> **TASK DIRECTIONS**
Below are some records. Copy every line in them that holds "secure".

(Figure collection entries)
· · ·
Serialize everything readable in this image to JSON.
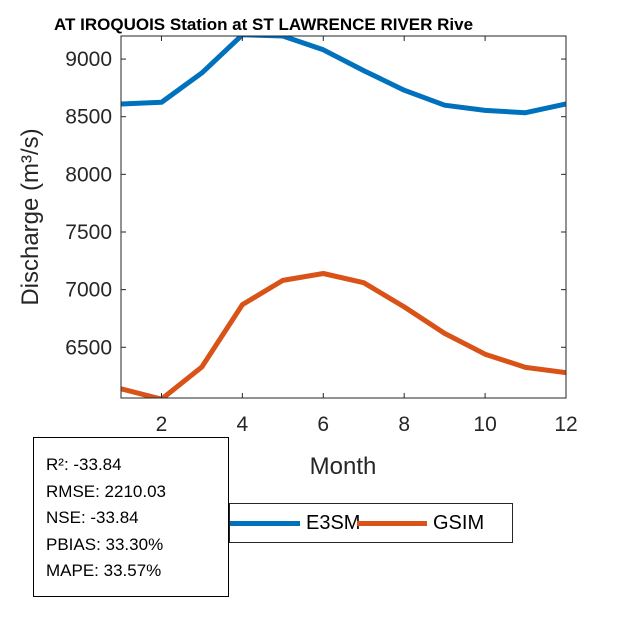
{
  "chart_data": {
    "type": "line",
    "title": "AT IROQUOIS  Station at  ST LAWRENCE RIVER  Rive",
    "xlabel": "Month",
    "ylabel": "Discharge (m³/s)",
    "xlim": [
      1,
      12
    ],
    "ylim": [
      6060,
      9200
    ],
    "xticks": [
      2,
      4,
      6,
      8,
      10,
      12
    ],
    "yticks": [
      6500,
      7000,
      7500,
      8000,
      8500,
      9000
    ],
    "grid": false,
    "legend_placement": "bottom-right",
    "x": [
      1,
      2,
      3,
      4,
      5,
      6,
      7,
      8,
      9,
      10,
      11,
      12
    ],
    "series": [
      {
        "name": "E3SM",
        "color": "#0072BD",
        "values": [
          8610,
          8625,
          8880,
          9210,
          9200,
          9080,
          8900,
          8730,
          8600,
          8555,
          8535,
          8610
        ]
      },
      {
        "name": "GSIM",
        "color": "#D95319",
        "values": [
          6140,
          6050,
          6330,
          6870,
          7080,
          7140,
          7060,
          6850,
          6620,
          6440,
          6325,
          6280
        ]
      }
    ]
  },
  "stats": {
    "r2": "R²: -33.84",
    "rmse": "RMSE: 2210.03",
    "nse": "NSE: -33.84",
    "pbias": "PBIAS: 33.30%",
    "mape": "MAPE: 33.57%"
  }
}
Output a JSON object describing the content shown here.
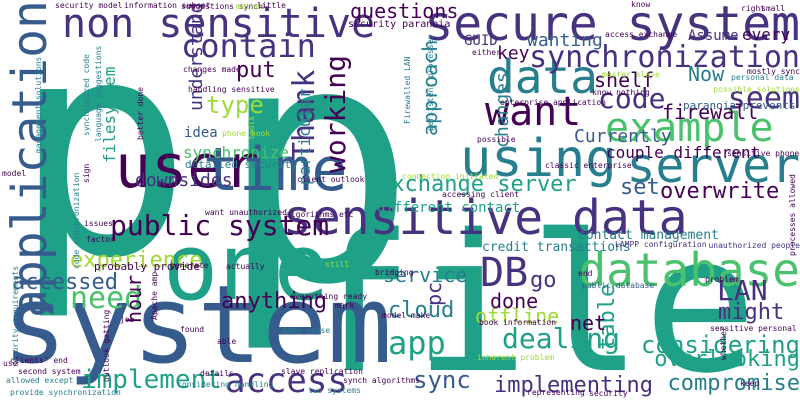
{
  "palette": {
    "dark_purple": "#440154",
    "indigo": "#46327e",
    "blue": "#365c8d",
    "teal_blue": "#277f8e",
    "teal": "#1fa187",
    "green": "#4ac16d",
    "lime": "#a0da39",
    "yellow": "#fde725"
  },
  "words": [
    {
      "id": "p-left",
      "text": "p",
      "color": "#1fa187"
    },
    {
      "id": "p-right",
      "text": "p",
      "color": "#1fa187"
    },
    {
      "id": "file",
      "text": "file",
      "color": "#1fa187"
    },
    {
      "id": "system",
      "text": "system",
      "color": "#365c8d"
    },
    {
      "id": "one",
      "text": "one",
      "color": "#1fa187"
    },
    {
      "id": "secure-system",
      "text": "secure system",
      "color": "#46327e"
    },
    {
      "id": "non-sensitive",
      "text": "non sensitive",
      "color": "#46327e"
    },
    {
      "id": "sensitive-data",
      "text": "sensitive data",
      "color": "#46327e"
    },
    {
      "id": "application",
      "text": "application",
      "color": "#365c8d"
    },
    {
      "id": "user",
      "text": "user",
      "color": "#440154"
    },
    {
      "id": "time",
      "text": "time",
      "color": "#365c8d"
    },
    {
      "id": "database",
      "text": "database",
      "color": "#4ac16d"
    },
    {
      "id": "data",
      "text": "data",
      "color": "#277f8e"
    },
    {
      "id": "using",
      "text": "using",
      "color": "#277f8e"
    },
    {
      "id": "server",
      "text": "server",
      "color": "#277f8e"
    },
    {
      "id": "example",
      "text": "example",
      "color": "#4ac16d"
    },
    {
      "id": "want",
      "text": "want",
      "color": "#440154"
    },
    {
      "id": "contain",
      "text": "contain",
      "color": "#46327e"
    },
    {
      "id": "synchronization",
      "text": "synchronization",
      "color": "#46327e"
    },
    {
      "id": "public-system",
      "text": "public system",
      "color": "#440154"
    },
    {
      "id": "access",
      "text": "access",
      "color": "#46327e"
    },
    {
      "id": "db",
      "text": "DB",
      "color": "#46327e"
    },
    {
      "id": "app",
      "text": "app",
      "color": "#1fa187"
    },
    {
      "id": "working",
      "text": "working",
      "color": "#440154"
    },
    {
      "id": "thank",
      "text": "Thank",
      "color": "#46327e"
    },
    {
      "id": "code",
      "text": "code",
      "color": "#46327e"
    },
    {
      "id": "seem",
      "text": "seem",
      "color": "#46327e"
    },
    {
      "id": "lan",
      "text": "LAN",
      "color": "#46327e"
    },
    {
      "id": "need",
      "text": "need",
      "color": "#4ac16d"
    },
    {
      "id": "sync",
      "text": "sync",
      "color": "#365c8d"
    },
    {
      "id": "implement",
      "text": "implement",
      "color": "#1fa187"
    },
    {
      "id": "considering",
      "text": "considering",
      "color": "#1fa187"
    },
    {
      "id": "compromise",
      "text": "compromise",
      "color": "#277f8e"
    },
    {
      "id": "implementing",
      "text": "implementing",
      "color": "#46327e"
    },
    {
      "id": "dealing",
      "text": "dealing",
      "color": "#1fa187"
    },
    {
      "id": "overlooking",
      "text": "overlooking",
      "color": "#1fa187"
    },
    {
      "id": "might",
      "text": "might",
      "color": "#46327e"
    },
    {
      "id": "exchange-server",
      "text": "exchange server",
      "color": "#1fa187"
    },
    {
      "id": "experience",
      "text": "experience",
      "color": "#a0da39"
    },
    {
      "id": "accessed",
      "text": "accessed",
      "color": "#365c8d"
    },
    {
      "id": "anything",
      "text": "anything",
      "color": "#440154"
    },
    {
      "id": "overwrite",
      "text": "overwrite",
      "color": "#440154"
    },
    {
      "id": "set",
      "text": "set",
      "color": "#365c8d"
    },
    {
      "id": "type",
      "text": "type",
      "color": "#a0da39"
    },
    {
      "id": "put",
      "text": "put",
      "color": "#440154"
    },
    {
      "id": "go",
      "text": "go",
      "color": "#46327e"
    },
    {
      "id": "cloud",
      "text": "cloud",
      "color": "#277f8e"
    },
    {
      "id": "service",
      "text": "service",
      "color": "#277f8e"
    },
    {
      "id": "offline",
      "text": "offline",
      "color": "#a0da39"
    },
    {
      "id": "done",
      "text": "done",
      "color": "#440154"
    },
    {
      "id": "table",
      "text": "table",
      "color": "#1fa187"
    },
    {
      "id": "net",
      "text": "net",
      "color": "#440154"
    },
    {
      "id": "pc",
      "text": "pc",
      "color": "#46327e"
    },
    {
      "id": "hour",
      "text": "hour",
      "color": "#440154"
    },
    {
      "id": "firewall",
      "text": "firewall",
      "color": "#440154"
    },
    {
      "id": "now",
      "text": "Now",
      "color": "#277f8e"
    },
    {
      "id": "shelf",
      "text": "shelf",
      "color": "#440154"
    },
    {
      "id": "key",
      "text": "key",
      "color": "#440154"
    },
    {
      "id": "wanting",
      "text": "wanting",
      "color": "#365c8d"
    },
    {
      "id": "guid",
      "text": "GUID",
      "color": "#46327e"
    },
    {
      "id": "questions",
      "text": "questions",
      "color": "#440154"
    },
    {
      "id": "currently",
      "text": "Currently",
      "color": "#365c8d"
    },
    {
      "id": "couple-different",
      "text": "couple different",
      "color": "#440154"
    },
    {
      "id": "idea",
      "text": "idea",
      "color": "#365c8d"
    },
    {
      "id": "synchronize",
      "text": "synchronize",
      "color": "#4ac16d"
    },
    {
      "id": "downsides",
      "text": "downsides",
      "color": "#46327e"
    },
    {
      "id": "understand",
      "text": "understand",
      "color": "#46327e"
    },
    {
      "id": "approach",
      "text": "approach",
      "color": "#277f8e"
    },
    {
      "id": "changes",
      "text": "changes",
      "color": "#277f8e"
    },
    {
      "id": "particular",
      "text": "particular",
      "color": "#277f8e"
    },
    {
      "id": "filesystem",
      "text": "filesystem",
      "color": "#1fa187"
    },
    {
      "id": "assume",
      "text": "Assume",
      "color": "#46327e"
    },
    {
      "id": "every",
      "text": "every",
      "color": "#440154"
    },
    {
      "id": "paranoia-prevents",
      "text": "paranoia prevents",
      "color": "#365c8d"
    },
    {
      "id": "different-contact",
      "text": "different contact",
      "color": "#1fa187"
    },
    {
      "id": "credit-transactions",
      "text": "credit transactions",
      "color": "#277f8e"
    },
    {
      "id": "contact-management",
      "text": "contact management",
      "color": "#277f8e"
    },
    {
      "id": "detailed-security",
      "text": "detailed security",
      "color": "#277f8e"
    },
    {
      "id": "probably-provide",
      "text": "probably provide",
      "color": "#440154"
    },
    {
      "id": "want-unauthorized",
      "text": "want unauthorized",
      "color": "#440154"
    },
    {
      "id": "sensitive-phone",
      "text": "sensitive phone",
      "color": "#440154"
    },
    {
      "id": "security-paranoia",
      "text": "security paranoia",
      "color": "#440154"
    },
    {
      "id": "unauthorized-people",
      "text": "unauthorized people",
      "color": "#46327e"
    },
    {
      "id": "lampp-configuration",
      "text": "LAMPP configuration",
      "color": "#46327e"
    },
    {
      "id": "public-database",
      "text": "public database",
      "color": "#365c8d"
    },
    {
      "id": "book-information",
      "text": "book information",
      "color": "#440154"
    },
    {
      "id": "model-make",
      "text": "model make",
      "color": "#440154"
    },
    {
      "id": "synch-algorithms",
      "text": "synch algorithms",
      "color": "#440154"
    },
    {
      "id": "two-systems",
      "text": "two systems",
      "color": "#277f8e"
    },
    {
      "id": "slave-replication",
      "text": "slave replication",
      "color": "#440154"
    },
    {
      "id": "considering-handling",
      "text": "considering handling",
      "color": "#277f8e"
    },
    {
      "id": "provide-synchronization",
      "text": "provide synchronization",
      "color": "#277f8e"
    },
    {
      "id": "allowed-except",
      "text": "allowed except",
      "color": "#277f8e"
    },
    {
      "id": "second-system",
      "text": "second system",
      "color": "#440154"
    },
    {
      "id": "sensitive-personal",
      "text": "sensitive personal",
      "color": "#440154"
    },
    {
      "id": "handling-sensitive",
      "text": "handling sensitive",
      "color": "#440154"
    },
    {
      "id": "suggestions-synch",
      "text": "suggestions synch",
      "color": "#440154"
    },
    {
      "id": "security-model",
      "text": "security model",
      "color": "#440154"
    },
    {
      "id": "information-subset",
      "text": "information subset",
      "color": "#440154"
    },
    {
      "id": "changes-made",
      "text": "changes made",
      "color": "#440154"
    },
    {
      "id": "phone-book",
      "text": "phone book",
      "color": "#a0da39"
    },
    {
      "id": "algorithms-etc",
      "text": "algorithms etc",
      "color": "#440154"
    },
    {
      "id": "client-outlook",
      "text": "client outlook",
      "color": "#440154"
    },
    {
      "id": "make-sense",
      "text": "make sense",
      "color": "#277f8e"
    },
    {
      "id": "inherent-problem",
      "text": "inherent problem",
      "color": "#a0da39"
    },
    {
      "id": "firewalled-lan",
      "text": "Firewalled LAN",
      "color": "#277f8e"
    },
    {
      "id": "persistent-processes",
      "text": "persistent processes",
      "color": "#277f8e"
    },
    {
      "id": "enterprise-application",
      "text": "enterprise application",
      "color": "#440154"
    },
    {
      "id": "personal-data",
      "text": "personal data",
      "color": "#277f8e"
    },
    {
      "id": "possible-solutions",
      "text": "possible solutions",
      "color": "#a0da39"
    },
    {
      "id": "master-slave",
      "text": "master slave",
      "color": "#a0da39"
    },
    {
      "id": "management-solutions",
      "text": "management solutions",
      "color": "#277f8e"
    },
    {
      "id": "language-suggestions",
      "text": "language suggestions",
      "color": "#277f8e"
    },
    {
      "id": "synchronized-code",
      "text": "synchronized code",
      "color": "#277f8e"
    },
    {
      "id": "security-requirements",
      "text": "security requirements",
      "color": "#277f8e"
    },
    {
      "id": "code-synchronization",
      "text": "code synchronization",
      "color": "#277f8e"
    },
    {
      "id": "apache-amp",
      "text": "Apache amp",
      "color": "#440154"
    },
    {
      "id": "processes-allowed",
      "text": "processes allowed",
      "color": "#440154"
    },
    {
      "id": "small",
      "text": "small",
      "color": "#440154"
    },
    {
      "id": "access-exchange",
      "text": "access exchange",
      "color": "#440154"
    },
    {
      "id": "know-nothing",
      "text": "know nothing",
      "color": "#440154"
    },
    {
      "id": "everything-ready",
      "text": "everything ready",
      "color": "#440154"
    },
    {
      "id": "connection-initiated",
      "text": "connection initiated",
      "color": "#a0da39"
    },
    {
      "id": "classic-enterprise",
      "text": "classic enterprise",
      "color": "#440154"
    },
    {
      "id": "accessing-client",
      "text": "accessing client",
      "color": "#440154"
    },
    {
      "id": "w-method",
      "text": "method",
      "color": "#a0da39"
    },
    {
      "id": "w-know",
      "text": "know",
      "color": "#440154"
    },
    {
      "id": "w-model",
      "text": "model",
      "color": "#440154"
    },
    {
      "id": "w-factor",
      "text": "factor",
      "color": "#440154"
    },
    {
      "id": "w-issues",
      "text": "issues",
      "color": "#440154"
    },
    {
      "id": "w-generate",
      "text": "generate",
      "color": "#440154"
    },
    {
      "id": "w-either",
      "text": "either",
      "color": "#440154"
    },
    {
      "id": "w-possible",
      "text": "possible",
      "color": "#440154"
    },
    {
      "id": "w-actually",
      "text": "actually",
      "color": "#440154"
    },
    {
      "id": "w-still",
      "text": "still",
      "color": "#a0da39"
    },
    {
      "id": "w-found",
      "text": "found",
      "color": "#440154"
    },
    {
      "id": "w-able",
      "text": "able",
      "color": "#440154"
    },
    {
      "id": "w-job",
      "text": "job",
      "color": "#440154"
    },
    {
      "id": "w-mark",
      "text": "mark",
      "color": "#440154"
    },
    {
      "id": "w-details",
      "text": "details",
      "color": "#440154"
    },
    {
      "id": "w-end",
      "text": "end",
      "color": "#440154"
    },
    {
      "id": "w-problem",
      "text": "problem",
      "color": "#440154"
    },
    {
      "id": "w-bridging",
      "text": "bridging",
      "color": "#440154"
    },
    {
      "id": "w-little",
      "text": "little",
      "color": "#440154"
    },
    {
      "id": "w-right",
      "text": "right",
      "color": "#440154"
    },
    {
      "id": "w-better-done",
      "text": "better done",
      "color": "#440154"
    },
    {
      "id": "w-tools",
      "text": "tools",
      "color": "#a0da39"
    },
    {
      "id": "w-whether",
      "text": "whether",
      "color": "#440154"
    },
    {
      "id": "w-use",
      "text": "use",
      "color": "#440154"
    },
    {
      "id": "w-clients-end",
      "text": "clients' end",
      "color": "#440154"
    },
    {
      "id": "w-sign",
      "text": "sign",
      "color": "#440154"
    },
    {
      "id": "w-keep",
      "text": "keep",
      "color": "#440154"
    },
    {
      "id": "w-representing",
      "text": "representing",
      "color": "#440154"
    },
    {
      "id": "w-security",
      "text": "security",
      "color": "#440154"
    },
    {
      "id": "w-outlook-getting",
      "text": "outlook getting",
      "color": "#440154"
    },
    {
      "id": "w-mostly-sync",
      "text": "mostly sync",
      "color": "#440154"
    }
  ]
}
· · ·
> **REPLY**
      "id": "secure-system",
      "text": "secure system",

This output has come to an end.